## Activity list
1. Can you copy the stretch of the PICList soldering thread from "To get consistant" through "for surface-mount ICs.", word for word?
2. Can you carry on the PICList soldering thread from the point where it stops?

## Extract provided
Searching \ for '25 watts' in subject line. ()
Make payments with PayPal - it's fast, free and secure! Help us get a faster server
FAQ page: www.piclist.com/techref/index.htm?key=watts
Search entire site for: '25 watts'.

Truncated match.
PICList Thread
'25 watts'
1998\09\03@073507 by Matt D K

picon face
I'm ready for my first PIC application and am worried about my 25 watt
sodering iron frying it. Is the PIC that sensative to heat? Is glue a
better alternatie?

                                                           Matt K
                                 "Just your not so average electronics
geek"

_____________________________________________________________________
You don't need to buy Internet access to use free Internet e-mail.
Get completely free e-mail from Juno at http://www.juno.com
Or call Juno at (800) 654-JUNO [654-5866]

1998\09\03@115346 by David Reinagel

picon face
Hi,
       Its not the power of the soldering iron that fries parts, but how
long you apply the heat.  A well handled 100 Watt soldering iron in some
cases is better as it keeps it temperature more constant when you make
thermo-contact.  The key to not damaging parts is learning how to solder
well, and I don't know any better way to do that than practice.  When I
have trained others to solder, I have gotten some unused PC boards and
a few hundred resistors, and have them practice for a day soldering (and
unsoldering) parts until they learn some technique.
       To get consistant good solder joints, use an iron-clad fine soldering
tip; keep it clean by wipping it on a wet spongue about once a minute and
just before its first use.  Also, use a fine solder - about .020" to .031"
diameter for general use; .012" for surface-mount ICs.
       Hope these tips help.

Dave Reinagel
Cisco Systems, Inc.

{Quote hidden}

1998\09\03@123715 by John Hansen

picon face
At 07:25 AM 9/3/98 -0400, you wrote:
>I'm ready for my first PIC application and am worried about my 25 watt
>sodering iron frying it. Is the PIC that sensative to heat? Is glue a
>better alternatie?
>
>                                                            Matt K
>                                  "Just your not so average electronics
>geek"
>
>_____________________________________________________________________
>You don't need to buy Internet access to use free Internet e-mail.
>Get completely free e-mail from Juno at http://www.juno.com
>Or call Juno at (800) 654-JUNO [654-5866]
>

You'll probably be ok, but why not use an IC socket so you don't
have to get the iron anywhere near the chip?

John Hansen
.....hansenKILLspamspam.....fredonia.edu

1998\09\03@130349 by David VanHorn

flavicon
face
>I'm ready for my first PIC application and am worried about my 25 watt
>sodering iron frying it. Is the PIC that sensative to heat? Is glue a
>better alternatie?

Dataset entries
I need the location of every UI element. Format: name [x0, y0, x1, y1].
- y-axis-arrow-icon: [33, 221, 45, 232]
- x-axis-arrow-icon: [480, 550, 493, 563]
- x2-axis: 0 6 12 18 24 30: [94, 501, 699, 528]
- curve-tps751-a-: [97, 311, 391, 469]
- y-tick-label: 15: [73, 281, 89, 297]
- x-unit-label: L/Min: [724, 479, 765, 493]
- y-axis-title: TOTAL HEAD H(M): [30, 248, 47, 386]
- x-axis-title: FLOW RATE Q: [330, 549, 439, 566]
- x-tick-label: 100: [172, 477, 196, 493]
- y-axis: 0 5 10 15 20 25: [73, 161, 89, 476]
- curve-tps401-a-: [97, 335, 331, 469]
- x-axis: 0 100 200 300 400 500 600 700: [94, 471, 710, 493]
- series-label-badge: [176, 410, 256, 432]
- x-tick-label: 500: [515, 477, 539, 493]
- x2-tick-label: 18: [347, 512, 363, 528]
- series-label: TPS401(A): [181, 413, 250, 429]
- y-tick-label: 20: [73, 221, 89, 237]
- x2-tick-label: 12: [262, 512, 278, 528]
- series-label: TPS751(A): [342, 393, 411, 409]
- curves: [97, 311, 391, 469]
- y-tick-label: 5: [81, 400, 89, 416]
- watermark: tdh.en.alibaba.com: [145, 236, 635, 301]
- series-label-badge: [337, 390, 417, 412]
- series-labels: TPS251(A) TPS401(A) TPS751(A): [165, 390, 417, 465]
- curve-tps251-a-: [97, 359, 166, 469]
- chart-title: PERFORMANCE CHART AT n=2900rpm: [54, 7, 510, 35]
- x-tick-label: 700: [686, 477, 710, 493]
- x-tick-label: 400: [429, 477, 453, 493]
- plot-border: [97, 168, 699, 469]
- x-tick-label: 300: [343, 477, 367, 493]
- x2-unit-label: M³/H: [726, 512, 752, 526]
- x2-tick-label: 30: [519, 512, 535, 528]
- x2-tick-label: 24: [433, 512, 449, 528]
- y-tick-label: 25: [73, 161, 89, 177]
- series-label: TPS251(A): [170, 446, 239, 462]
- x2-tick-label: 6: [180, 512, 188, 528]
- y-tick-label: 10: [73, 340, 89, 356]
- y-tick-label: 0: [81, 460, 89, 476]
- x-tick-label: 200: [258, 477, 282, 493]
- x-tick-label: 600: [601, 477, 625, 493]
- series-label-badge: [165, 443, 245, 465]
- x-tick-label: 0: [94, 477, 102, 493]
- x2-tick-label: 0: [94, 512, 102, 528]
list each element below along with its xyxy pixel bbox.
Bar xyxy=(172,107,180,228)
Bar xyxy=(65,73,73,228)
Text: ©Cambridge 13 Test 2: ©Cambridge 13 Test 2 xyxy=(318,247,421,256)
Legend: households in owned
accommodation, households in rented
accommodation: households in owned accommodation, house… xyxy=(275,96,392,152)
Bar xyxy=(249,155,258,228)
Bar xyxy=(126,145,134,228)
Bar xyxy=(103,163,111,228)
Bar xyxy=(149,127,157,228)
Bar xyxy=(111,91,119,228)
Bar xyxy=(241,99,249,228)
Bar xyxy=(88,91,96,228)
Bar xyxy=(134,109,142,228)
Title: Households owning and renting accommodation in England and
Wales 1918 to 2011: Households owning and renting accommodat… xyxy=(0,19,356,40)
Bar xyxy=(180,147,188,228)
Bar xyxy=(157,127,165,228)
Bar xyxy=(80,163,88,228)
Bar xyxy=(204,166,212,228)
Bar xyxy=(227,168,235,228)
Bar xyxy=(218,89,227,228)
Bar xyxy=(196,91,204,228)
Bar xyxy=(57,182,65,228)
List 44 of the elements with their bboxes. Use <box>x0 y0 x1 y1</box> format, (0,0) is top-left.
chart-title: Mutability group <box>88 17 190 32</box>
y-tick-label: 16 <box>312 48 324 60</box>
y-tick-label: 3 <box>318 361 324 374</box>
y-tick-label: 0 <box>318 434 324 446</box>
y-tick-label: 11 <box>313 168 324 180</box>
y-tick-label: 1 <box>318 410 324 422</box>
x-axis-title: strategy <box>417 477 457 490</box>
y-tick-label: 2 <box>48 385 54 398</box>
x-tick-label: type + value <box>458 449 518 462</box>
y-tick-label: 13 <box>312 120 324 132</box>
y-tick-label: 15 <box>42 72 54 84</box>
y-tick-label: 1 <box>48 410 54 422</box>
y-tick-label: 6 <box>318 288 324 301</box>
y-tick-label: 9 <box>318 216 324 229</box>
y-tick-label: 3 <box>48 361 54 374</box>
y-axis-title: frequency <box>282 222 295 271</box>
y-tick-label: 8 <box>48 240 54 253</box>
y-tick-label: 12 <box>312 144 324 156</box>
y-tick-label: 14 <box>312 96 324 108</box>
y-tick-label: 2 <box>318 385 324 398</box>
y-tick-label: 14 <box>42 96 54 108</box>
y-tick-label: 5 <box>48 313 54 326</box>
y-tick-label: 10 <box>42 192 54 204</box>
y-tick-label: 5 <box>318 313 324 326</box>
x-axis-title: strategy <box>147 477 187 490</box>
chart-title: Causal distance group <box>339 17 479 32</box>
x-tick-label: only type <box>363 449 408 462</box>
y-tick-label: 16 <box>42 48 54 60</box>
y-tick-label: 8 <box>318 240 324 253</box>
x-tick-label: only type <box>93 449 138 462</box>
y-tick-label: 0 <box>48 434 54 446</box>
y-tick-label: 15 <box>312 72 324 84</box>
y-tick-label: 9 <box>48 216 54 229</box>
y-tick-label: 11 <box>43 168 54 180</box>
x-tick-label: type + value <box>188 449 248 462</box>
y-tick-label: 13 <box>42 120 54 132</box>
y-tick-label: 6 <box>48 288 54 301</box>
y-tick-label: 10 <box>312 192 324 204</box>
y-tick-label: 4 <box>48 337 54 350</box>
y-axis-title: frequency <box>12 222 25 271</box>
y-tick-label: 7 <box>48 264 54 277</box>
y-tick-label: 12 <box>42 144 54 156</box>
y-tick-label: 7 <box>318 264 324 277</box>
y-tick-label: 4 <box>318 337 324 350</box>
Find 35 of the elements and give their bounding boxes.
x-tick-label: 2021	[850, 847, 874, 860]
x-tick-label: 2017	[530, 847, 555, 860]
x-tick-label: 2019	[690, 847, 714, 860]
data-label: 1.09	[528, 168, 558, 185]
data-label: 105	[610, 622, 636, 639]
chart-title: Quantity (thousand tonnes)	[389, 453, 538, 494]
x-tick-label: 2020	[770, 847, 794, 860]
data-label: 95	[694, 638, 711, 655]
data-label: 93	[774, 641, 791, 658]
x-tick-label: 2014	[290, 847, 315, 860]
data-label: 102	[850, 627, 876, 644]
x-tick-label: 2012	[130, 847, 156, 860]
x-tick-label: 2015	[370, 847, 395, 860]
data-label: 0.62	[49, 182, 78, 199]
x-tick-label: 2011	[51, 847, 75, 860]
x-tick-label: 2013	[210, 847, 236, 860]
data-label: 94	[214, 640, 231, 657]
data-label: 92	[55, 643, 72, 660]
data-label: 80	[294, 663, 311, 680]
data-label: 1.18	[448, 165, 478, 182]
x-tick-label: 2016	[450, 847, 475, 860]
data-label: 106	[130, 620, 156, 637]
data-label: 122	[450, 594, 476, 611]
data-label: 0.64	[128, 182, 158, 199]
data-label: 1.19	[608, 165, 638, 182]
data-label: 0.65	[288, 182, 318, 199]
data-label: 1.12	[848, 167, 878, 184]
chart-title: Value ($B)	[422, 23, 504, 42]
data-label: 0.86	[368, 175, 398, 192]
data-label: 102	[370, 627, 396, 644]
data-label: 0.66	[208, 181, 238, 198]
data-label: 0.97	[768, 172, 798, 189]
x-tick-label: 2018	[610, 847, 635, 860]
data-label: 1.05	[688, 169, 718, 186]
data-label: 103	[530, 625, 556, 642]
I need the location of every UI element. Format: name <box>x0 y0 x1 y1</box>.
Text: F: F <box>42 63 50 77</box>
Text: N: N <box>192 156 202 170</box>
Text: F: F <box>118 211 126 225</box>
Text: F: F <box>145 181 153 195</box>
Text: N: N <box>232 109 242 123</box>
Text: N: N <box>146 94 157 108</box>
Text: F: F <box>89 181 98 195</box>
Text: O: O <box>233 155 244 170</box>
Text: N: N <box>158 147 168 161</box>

## Answers for the tasks
1.
To get consistant good solder joints, use an iron-clad fine soldering
tip; keep it clean by wipping it on a wet spongue about once a minute and
just before its first use.  Also, use a fine solder - about .020" to .031"
diameter for general use; .012" for surface-mount ICs.

2.
I use a 40 watt weller for everything, all that matters is that you make the
joint cleanly and quickly.
Don't use 60/40 solder, it bites. (and it makes cold joints) Use 63/37, from
a reputable source like kester.
Flux isn't needed, unless everything's old and dull.

Too little wattage will have you sitting on that pin for a long time,
waiting for it to heat up. I made that mistake once, paid tons of money for
Ungar princess 6W tools, only to find that the good old 40W weller with
chisel tip does the job very nicely.

Don't use glue.

1998\09\03@130905 by shadedemon

picon face
This guy stepped in halfway through Myke's problem with
glue being an accidental conductor, and somehow got the
notion that he was using glue INSTEAD of solder and not just
to hold parts on board for wrapping/soldering.


David Reinagel wrote:
{Quote hidden}

1998\09\03@131307 by David VanHorn

flavicon
face
>You'll probably be ok, but why not use an IC socket so you don't
>have to get the iron anywhere near the chip?


Damned good idea! Your code probably won't work right the first time either,
:) You'll need to reprogram it.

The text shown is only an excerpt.